(Box coordinate records)
---
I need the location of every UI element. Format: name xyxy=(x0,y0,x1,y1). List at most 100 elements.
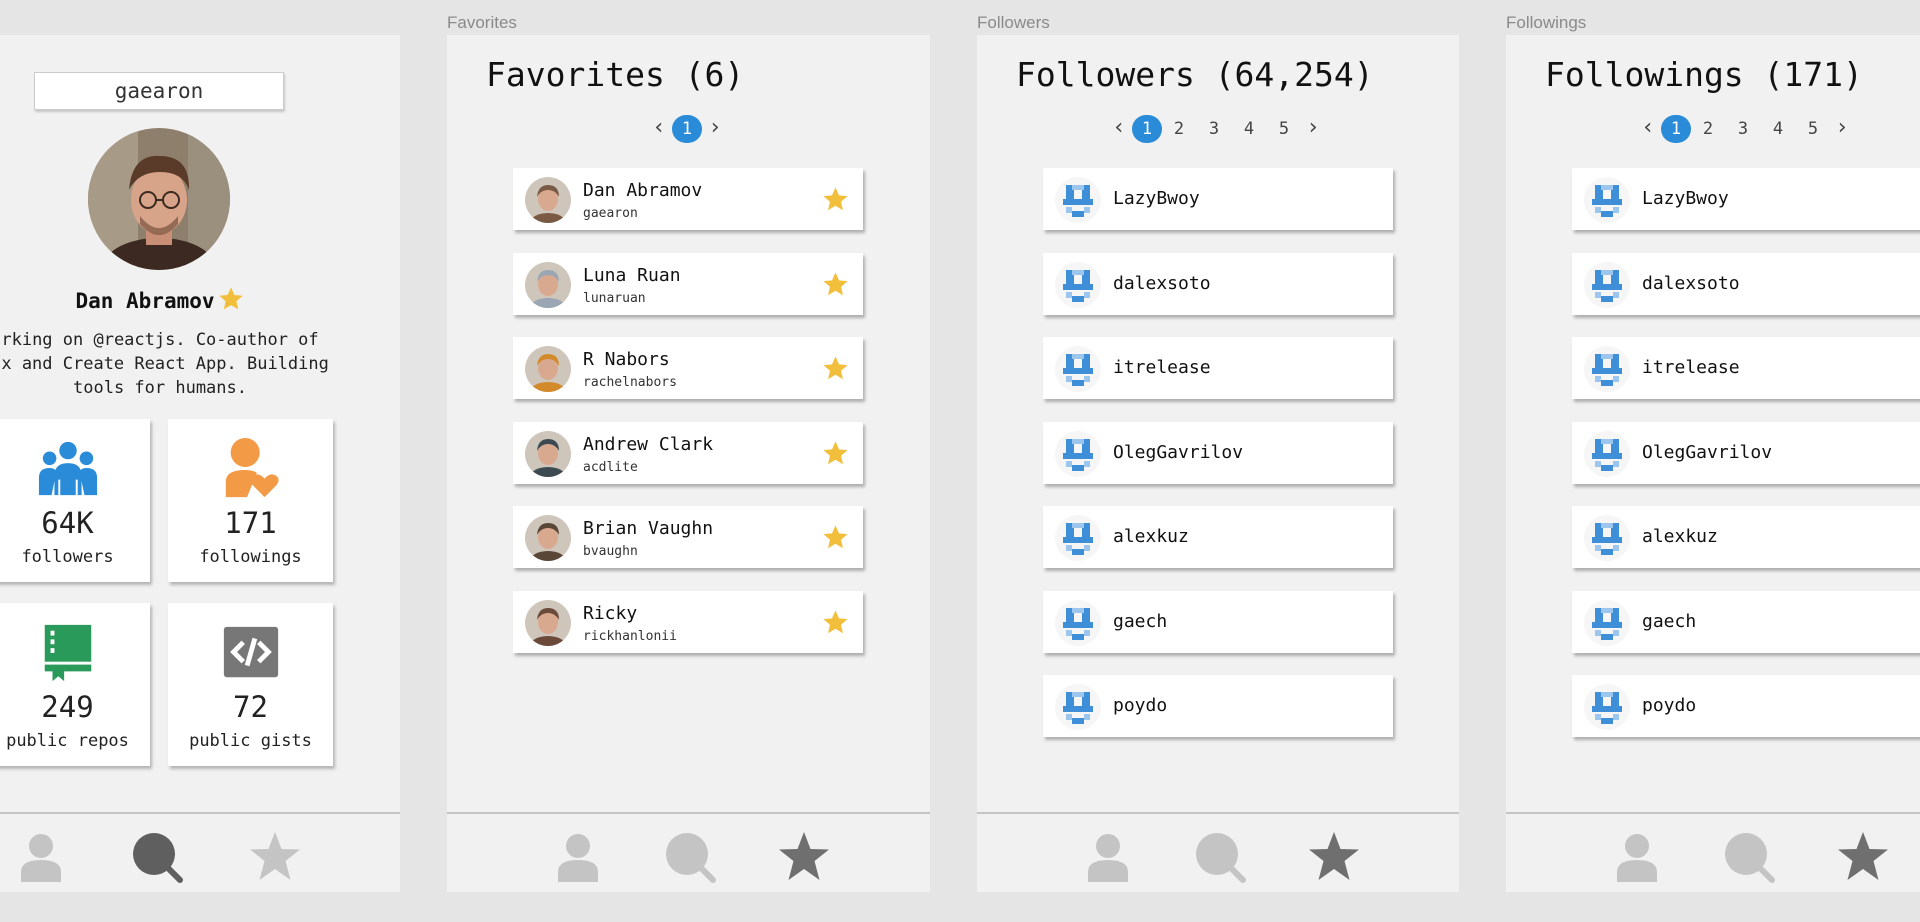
star-icon xyxy=(779,832,829,880)
following-user-card[interactable]: poydo xyxy=(1572,675,1920,737)
star-icon xyxy=(1309,832,1359,880)
nav-search-button[interactable] xyxy=(1722,830,1776,884)
user-name: Luna Ruan xyxy=(583,264,681,286)
nav-search-button[interactable] xyxy=(130,830,184,884)
next-page-button[interactable]: › xyxy=(1306,115,1320,143)
follower-user-card[interactable]: itrelease xyxy=(1043,337,1393,399)
next-page-button[interactable]: › xyxy=(708,115,722,143)
user-login: rachelnabors xyxy=(583,375,677,390)
favorite-user-card[interactable]: R Nabors rachelnabors xyxy=(513,337,863,399)
bottom-nav xyxy=(977,812,1459,892)
nav-favorites-button[interactable] xyxy=(777,830,831,884)
followings-label: followings xyxy=(199,547,302,567)
stat-card-followers[interactable]: 64K followers xyxy=(0,419,150,582)
followers-label: followers xyxy=(21,547,114,567)
prev-page-button[interactable]: ‹ xyxy=(652,115,666,143)
person-icon xyxy=(558,834,598,882)
star-icon[interactable] xyxy=(821,439,850,468)
user-login: LazyBwoy xyxy=(1113,188,1200,209)
follower-user-card[interactable]: OlegGavrilov xyxy=(1043,421,1393,484)
following-user-card[interactable]: itrelease xyxy=(1572,337,1920,399)
user-login: poydo xyxy=(1113,695,1168,716)
favorites-panel: Favorites (6) ‹ 1 › Dan Abramov gaearon Lu… xyxy=(447,35,930,892)
favorite-user-card[interactable]: Andrew Clark acdlite xyxy=(513,421,863,484)
page-1-button[interactable]: 1 xyxy=(672,115,702,143)
star-icon[interactable] xyxy=(821,354,850,383)
repo-book-icon xyxy=(37,621,99,683)
stat-card-followings[interactable]: 171 followings xyxy=(168,419,333,582)
page-2-button[interactable]: 2 xyxy=(1697,115,1719,143)
page-1-button[interactable]: 1 xyxy=(1661,115,1691,143)
user-login: gaech xyxy=(1113,610,1168,632)
identicon-avatar xyxy=(1055,599,1101,646)
page-4-button[interactable]: 4 xyxy=(1767,115,1789,143)
next-page-button[interactable]: › xyxy=(1835,115,1849,143)
star-icon[interactable] xyxy=(821,608,850,637)
identicon-avatar xyxy=(1584,430,1630,477)
followers-title: Followers (64,254) xyxy=(1016,55,1374,94)
person-icon xyxy=(1617,834,1657,882)
nav-favorites-button[interactable] xyxy=(248,830,302,884)
nav-search-button[interactable] xyxy=(1193,830,1247,884)
user-login: OlegGavrilov xyxy=(1113,441,1244,463)
page-1-button[interactable]: 1 xyxy=(1132,115,1162,143)
following-user-card[interactable]: LazyBwoy xyxy=(1572,168,1920,230)
followings-panel: Followings (171) ‹ 1 2 3 4 5 › LazyBwoy d… xyxy=(1506,35,1920,892)
page-3-button[interactable]: 3 xyxy=(1732,115,1754,143)
follower-user-card[interactable]: alexkuz xyxy=(1043,506,1393,568)
nav-favorites-button[interactable] xyxy=(1307,830,1361,884)
username-display[interactable]: gaearon xyxy=(34,72,284,110)
page-4-button[interactable]: 4 xyxy=(1238,115,1260,143)
user-name: Brian Vaughn xyxy=(583,518,714,539)
page-2-button[interactable]: 2 xyxy=(1168,115,1190,143)
user-login: dalexsoto xyxy=(1113,272,1211,294)
nav-profile-button[interactable] xyxy=(551,830,605,884)
nav-favorites-button[interactable] xyxy=(1836,830,1890,884)
follower-user-card[interactable]: gaech xyxy=(1043,590,1393,653)
prev-page-button[interactable]: ‹ xyxy=(1112,115,1126,143)
page-5-button[interactable]: 5 xyxy=(1802,115,1824,143)
bottom-nav xyxy=(447,812,930,892)
favorite-user-card[interactable]: Luna Ruan lunaruan xyxy=(513,252,863,315)
user-login: alexkuz xyxy=(1113,526,1189,547)
favorite-user-card[interactable]: Brian Vaughn bvaughn xyxy=(513,506,863,568)
public-gists-label: public gists xyxy=(189,731,312,751)
profile-panel: gaearon Dan Abramov rking on @reactjs. C… xyxy=(0,35,400,892)
favorite-user-card[interactable]: Ricky rickhanlonii xyxy=(513,590,863,653)
identicon-avatar xyxy=(1584,515,1630,561)
person-icon xyxy=(21,834,61,882)
following-user-card[interactable]: gaech xyxy=(1572,590,1920,653)
follower-user-card[interactable]: poydo xyxy=(1043,675,1393,737)
identicon-avatar xyxy=(1584,177,1630,223)
user-login: bvaughn xyxy=(583,544,638,559)
page-3-button[interactable]: 3 xyxy=(1203,115,1225,143)
nav-search-button[interactable] xyxy=(663,830,717,884)
follower-user-card[interactable]: dalexsoto xyxy=(1043,252,1393,315)
star-icon[interactable] xyxy=(821,270,850,299)
following-user-card[interactable]: alexkuz xyxy=(1572,506,1920,568)
following-user-card[interactable]: dalexsoto xyxy=(1572,252,1920,315)
prev-page-button[interactable]: ‹ xyxy=(1641,115,1655,143)
page-5-button[interactable]: 5 xyxy=(1273,115,1295,143)
public-gists-count: 72 xyxy=(233,690,268,724)
identicon-avatar xyxy=(1055,177,1101,223)
frame-label-favorites: Favorites xyxy=(447,13,517,32)
followings-title: Followings (171) xyxy=(1545,55,1863,94)
favorites-title: Favorites (6) xyxy=(486,55,745,94)
favorite-user-card[interactable]: Dan Abramov gaearon xyxy=(513,168,863,230)
stat-card-public-gists[interactable]: 72 public gists xyxy=(168,603,333,766)
star-icon[interactable] xyxy=(821,523,850,552)
nav-profile-button[interactable] xyxy=(1610,830,1664,884)
bio-line: ux and Create React App. Building xyxy=(0,354,329,374)
public-repos-label: public repos xyxy=(6,731,129,751)
bottom-nav xyxy=(1506,812,1920,892)
follower-user-card[interactable]: LazyBwoy xyxy=(1043,168,1393,230)
nav-profile-button[interactable] xyxy=(14,830,68,884)
identicon-avatar xyxy=(1584,346,1630,392)
stat-card-public-repos[interactable]: 249 public repos xyxy=(0,603,150,766)
following-user-card[interactable]: OlegGavrilov xyxy=(1572,421,1920,484)
star-icon[interactable] xyxy=(821,185,850,214)
user-name: Andrew Clark xyxy=(583,433,714,455)
nav-profile-button[interactable] xyxy=(1081,830,1135,884)
profile-bio: rking on @reactjs. Co-author of ux and C… xyxy=(0,328,360,400)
---
- [THE REQUEST]
Copy out every line of the records above word for word, leaving out the pictures.

- [EXPECTED ANSWER]
I need the location of every UI element. Format: name xyxy=(x0,y0,x1,y1). List at most 100 elements.
star-icon xyxy=(779,832,829,880)
following-user-card[interactable]: poydo xyxy=(1572,675,1920,737)
star-icon xyxy=(1309,832,1359,880)
nav-search-button[interactable] xyxy=(1722,830,1776,884)
user-name: Luna Ruan xyxy=(583,264,681,286)
nav-search-button[interactable] xyxy=(130,830,184,884)
next-page-button[interactable]: › xyxy=(1306,115,1320,143)
follower-user-card[interactable]: itrelease xyxy=(1043,337,1393,399)
next-page-button[interactable]: › xyxy=(708,115,722,143)
user-login: rachelnabors xyxy=(583,375,677,390)
favorite-user-card[interactable]: R Nabors rachelnabors xyxy=(513,337,863,399)
bottom-nav xyxy=(977,812,1459,892)
nav-favorites-button[interactable] xyxy=(777,830,831,884)
followings-label: followings xyxy=(199,547,302,567)
stat-card-followers[interactable]: 64K followers xyxy=(0,419,150,582)
followers-label: followers xyxy=(21,547,114,567)
prev-page-button[interactable]: ‹ xyxy=(652,115,666,143)
person-icon xyxy=(558,834,598,882)
star-icon[interactable] xyxy=(821,439,850,468)
user-login: LazyBwoy xyxy=(1113,188,1200,209)
follower-user-card[interactable]: OlegGavrilov xyxy=(1043,421,1393,484)
following-user-card[interactable]: itrelease xyxy=(1572,337,1920,399)
user-login: poydo xyxy=(1113,695,1168,716)
favorites-panel: Favorites (6) ‹ 1 › Dan Abramov gaearon Lu… xyxy=(447,35,930,892)
favorite-user-card[interactable]: Andrew Clark acdlite xyxy=(513,421,863,484)
page-1-button[interactable]: 1 xyxy=(672,115,702,143)
star-icon[interactable] xyxy=(821,354,850,383)
repo-book-icon xyxy=(37,621,99,683)
stat-card-followings[interactable]: 171 followings xyxy=(168,419,333,582)
page-2-button[interactable]: 2 xyxy=(1697,115,1719,143)
page-1-button[interactable]: 1 xyxy=(1661,115,1691,143)
user-login: gaech xyxy=(1113,610,1168,632)
identicon-avatar xyxy=(1055,599,1101,646)
page-4-button[interactable]: 4 xyxy=(1767,115,1789,143)
next-page-button[interactable]: › xyxy=(1835,115,1849,143)
star-icon[interactable] xyxy=(821,608,850,637)
identicon-avatar xyxy=(1584,430,1630,477)
followers-title: Followers (64,254) xyxy=(1016,55,1374,94)
person-icon xyxy=(1617,834,1657,882)
nav-favorites-button[interactable] xyxy=(248,830,302,884)
nav-search-button[interactable] xyxy=(1193,830,1247,884)
user-login: OlegGavrilov xyxy=(1113,441,1244,463)
page-1-button[interactable]: 1 xyxy=(1132,115,1162,143)
following-user-card[interactable]: LazyBwoy xyxy=(1572,168,1920,230)
followings-panel: Followings (171) ‹ 1 2 3 4 5 › LazyBwoy d… xyxy=(1506,35,1920,892)
page-3-button[interactable]: 3 xyxy=(1732,115,1754,143)
follower-user-card[interactable]: alexkuz xyxy=(1043,506,1393,568)
nav-favorites-button[interactable] xyxy=(1307,830,1361,884)
username-display[interactable]: gaearon xyxy=(34,72,284,110)
page-4-button[interactable]: 4 xyxy=(1238,115,1260,143)
user-name: Brian Vaughn xyxy=(583,518,714,539)
page-2-button[interactable]: 2 xyxy=(1168,115,1190,143)
user-login: dalexsoto xyxy=(1113,272,1211,294)
nav-profile-button[interactable] xyxy=(551,830,605,884)
nav-favorites-button[interactable] xyxy=(1836,830,1890,884)
follower-user-card[interactable]: gaech xyxy=(1043,590,1393,653)
prev-page-button[interactable]: ‹ xyxy=(1112,115,1126,143)
page-5-button[interactable]: 5 xyxy=(1802,115,1824,143)
bottom-nav xyxy=(447,812,930,892)
favorite-user-card[interactable]: Luna Ruan lunaruan xyxy=(513,252,863,315)
user-login: alexkuz xyxy=(1113,526,1189,547)
favorite-user-card[interactable]: Brian Vaughn bvaughn xyxy=(513,506,863,568)
public-gists-label: public gists xyxy=(189,731,312,751)
profile-panel: gaearon Dan Abramov rking on @reactjs. C… xyxy=(0,35,400,892)
favorite-user-card[interactable]: Ricky rickhanlonii xyxy=(513,590,863,653)
identicon-avatar xyxy=(1584,515,1630,561)
person-icon xyxy=(21,834,61,882)
following-user-card[interactable]: gaech xyxy=(1572,590,1920,653)
follower-user-card[interactable]: poydo xyxy=(1043,675,1393,737)
identicon-avatar xyxy=(1584,177,1630,223)
user-login: bvaughn xyxy=(583,544,638,559)
page-3-button[interactable]: 3 xyxy=(1203,115,1225,143)
nav-search-button[interactable] xyxy=(663,830,717,884)
follower-user-card[interactable]: dalexsoto xyxy=(1043,252,1393,315)
star-icon[interactable] xyxy=(821,270,850,299)
following-user-card[interactable]: alexkuz xyxy=(1572,506,1920,568)
following-user-card[interactable]: dalexsoto xyxy=(1572,252,1920,315)
prev-page-button[interactable]: ‹ xyxy=(1641,115,1655,143)
page-5-button[interactable]: 5 xyxy=(1273,115,1295,143)
public-gists-count: 72 xyxy=(233,690,268,724)
identicon-avatar xyxy=(1055,177,1101,223)
frame-label-favorites: Favorites xyxy=(447,13,517,32)
followings-title: Followings (171) xyxy=(1545,55,1863,94)
favorites-title: Favorites (6) xyxy=(486,55,745,94)
favorite-user-card[interactable]: Dan Abramov gaearon xyxy=(513,168,863,230)
stat-card-public-gists[interactable]: 72 public gists xyxy=(168,603,333,766)
star-icon[interactable] xyxy=(821,523,850,552)
nav-profile-button[interactable] xyxy=(1610,830,1664,884)
bio-line: ux and Create React App. Building xyxy=(0,354,329,374)
public-repos-label: public repos xyxy=(6,731,129,751)
bottom-nav xyxy=(1506,812,1920,892)
follower-user-card[interactable]: LazyBwoy xyxy=(1043,168,1393,230)
nav-profile-button[interactable] xyxy=(14,830,68,884)
identicon-avatar xyxy=(1584,346,1630,392)
stat-card-public-repos[interactable]: 249 public repos xyxy=(0,603,150,766)
following-user-card[interactable]: OlegGavrilov xyxy=(1572,421,1920,484)
star-icon[interactable] xyxy=(821,185,850,214)
user-name: Andrew Clark xyxy=(583,433,714,455)
nav-profile-button[interactable] xyxy=(1081,830,1135,884)
profile-bio: rking on @reactjs. Co-author of ux and C… xyxy=(0,328,360,400)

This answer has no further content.